- To do: Search the records for the word "gatunków" and pick out every line that has it.

- Input for this task:
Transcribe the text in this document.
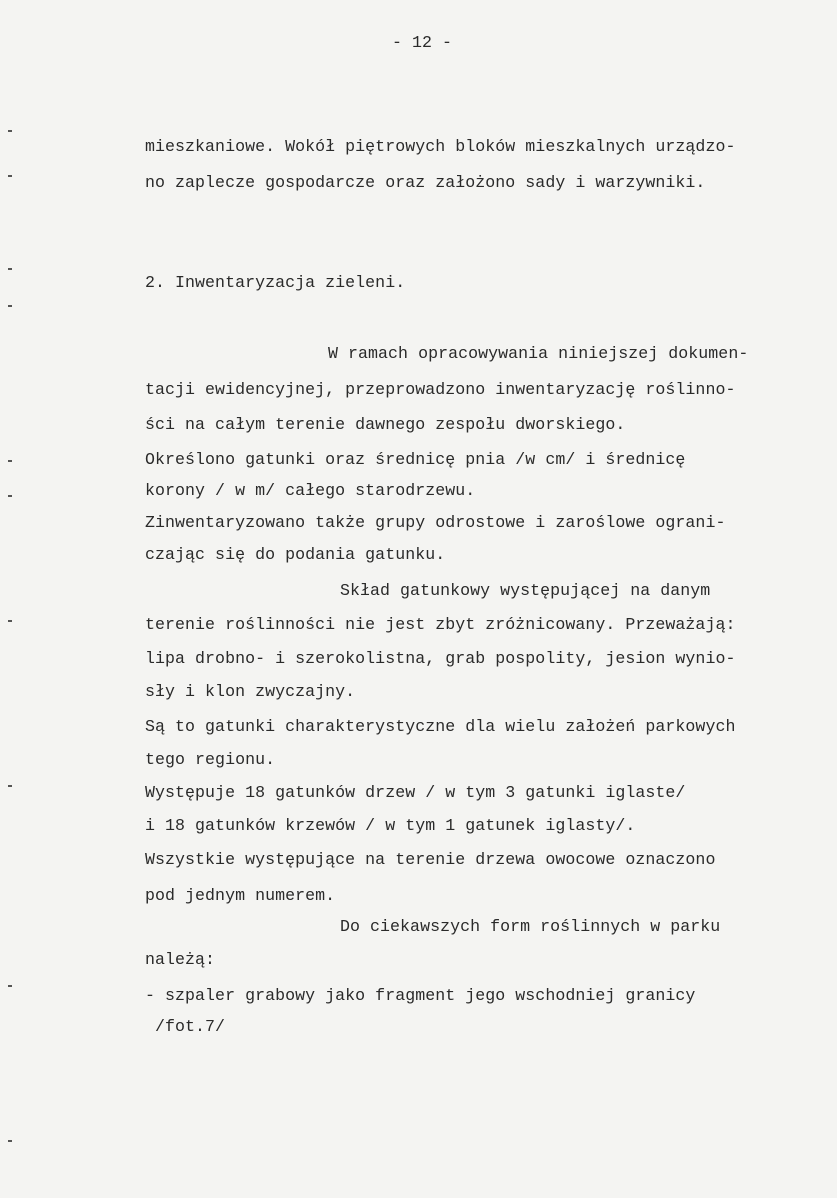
- 12 -
mieszkaniowe. Wokół piętrowych bloków mieszkalnych urządzo-
no zaplecze gospodarcze oraz założono sady i warzywniki.
2. Inwentaryzacja zieleni.
W ramach opracowywania niniejszej dokumen-
tacji ewidencyjnej, przeprowadzono inwentaryzację roślinno-
ści na całym terenie dawnego zespołu dworskiego.
Określono gatunki oraz średnicę pnia /w cm/ i średnicę
korony / w m/ całego starodrzewu.
Zinwentaryzowano także grupy odrostowe i zaroślowe ograni-
czając się do podania gatunku.
Skład gatunkowy występującej na danym
terenie roślinności nie jest zbyt zróżnicowany. Przeważają:
lipa drobno- i szerokolistna, grab pospolity, jesion wynio-
sły i klon zwyczajny.
Są to gatunki charakterystyczne dla wielu założeń parkowych
tego regionu.
Występuje 18 gatunków drzew / w tym 3 gatunki iglaste/
i 18 gatunków krzewów / w tym 1 gatunek iglasty/.
Wszystkie występujące na terenie drzewa owocowe oznaczono
pod jednym numerem.
Do ciekawszych form roślinnych w parku
należą:
- szpaler grabowy jako fragment jego wschodniej granicy
/fot.7/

- Output of the exercise:
Występuje 18 gatunków drzew / w tym 3 gatunki iglaste/
i 18 gatunków krzewów / w tym 1 gatunek iglasty/.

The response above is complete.